[Start Data listing]
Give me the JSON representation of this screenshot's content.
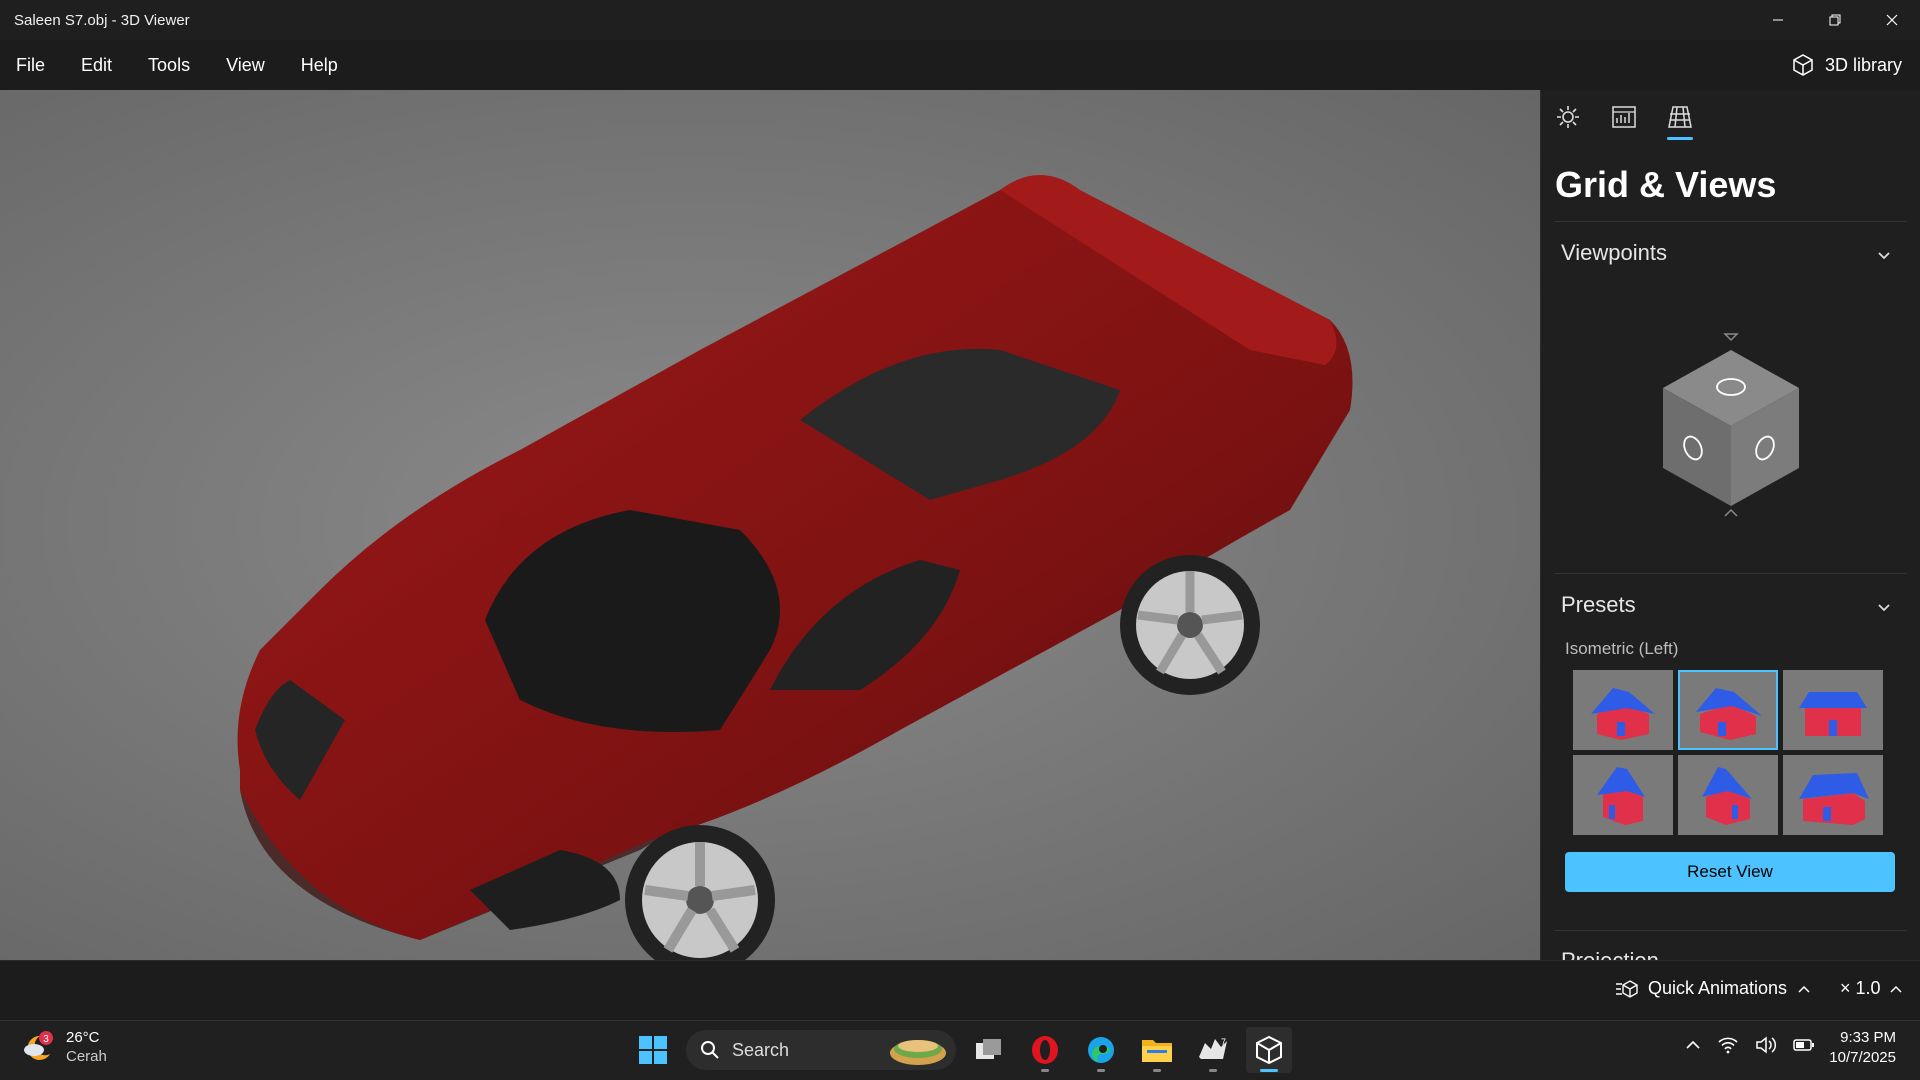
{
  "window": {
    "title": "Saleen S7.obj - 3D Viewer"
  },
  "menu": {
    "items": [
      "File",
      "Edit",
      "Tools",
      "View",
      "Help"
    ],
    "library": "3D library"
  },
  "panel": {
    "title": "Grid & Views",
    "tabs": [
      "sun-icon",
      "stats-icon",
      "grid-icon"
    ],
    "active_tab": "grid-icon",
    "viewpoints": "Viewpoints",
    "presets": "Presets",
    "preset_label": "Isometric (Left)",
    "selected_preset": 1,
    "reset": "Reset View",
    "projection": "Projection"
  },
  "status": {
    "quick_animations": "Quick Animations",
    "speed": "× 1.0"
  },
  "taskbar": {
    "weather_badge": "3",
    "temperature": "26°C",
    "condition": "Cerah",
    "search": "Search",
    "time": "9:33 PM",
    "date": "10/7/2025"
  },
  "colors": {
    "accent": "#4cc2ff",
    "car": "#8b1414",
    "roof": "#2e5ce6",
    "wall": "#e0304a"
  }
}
[End Data listing]
[Start Data listing]
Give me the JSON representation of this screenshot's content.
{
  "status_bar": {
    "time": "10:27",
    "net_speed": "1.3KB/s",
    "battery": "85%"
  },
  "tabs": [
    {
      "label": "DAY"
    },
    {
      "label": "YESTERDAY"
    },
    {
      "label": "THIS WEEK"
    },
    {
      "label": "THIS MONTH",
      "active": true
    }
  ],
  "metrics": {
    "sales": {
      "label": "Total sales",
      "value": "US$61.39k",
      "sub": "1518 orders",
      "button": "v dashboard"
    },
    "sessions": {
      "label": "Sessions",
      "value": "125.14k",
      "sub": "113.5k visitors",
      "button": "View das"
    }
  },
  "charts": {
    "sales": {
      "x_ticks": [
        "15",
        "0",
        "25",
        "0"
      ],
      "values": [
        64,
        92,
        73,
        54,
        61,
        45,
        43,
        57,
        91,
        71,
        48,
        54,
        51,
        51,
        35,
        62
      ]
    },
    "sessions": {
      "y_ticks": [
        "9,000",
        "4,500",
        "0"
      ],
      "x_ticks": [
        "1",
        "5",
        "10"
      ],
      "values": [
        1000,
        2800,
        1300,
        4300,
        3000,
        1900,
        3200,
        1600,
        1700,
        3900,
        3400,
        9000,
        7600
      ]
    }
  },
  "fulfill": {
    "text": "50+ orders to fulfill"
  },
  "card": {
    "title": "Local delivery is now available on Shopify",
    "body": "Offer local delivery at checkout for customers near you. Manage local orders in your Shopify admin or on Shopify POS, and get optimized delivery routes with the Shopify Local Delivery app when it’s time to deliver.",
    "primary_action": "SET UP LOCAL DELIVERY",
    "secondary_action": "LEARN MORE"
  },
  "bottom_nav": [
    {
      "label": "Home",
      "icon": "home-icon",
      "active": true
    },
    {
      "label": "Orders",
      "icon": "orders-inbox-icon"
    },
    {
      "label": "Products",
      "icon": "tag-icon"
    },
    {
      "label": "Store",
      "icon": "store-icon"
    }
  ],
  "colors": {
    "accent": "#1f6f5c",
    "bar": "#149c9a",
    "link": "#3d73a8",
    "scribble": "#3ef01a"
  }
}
[End Data listing]
**Work required**
From the data above, work out how many lines contain the string "time" and reply with only the number.

**The solution**
3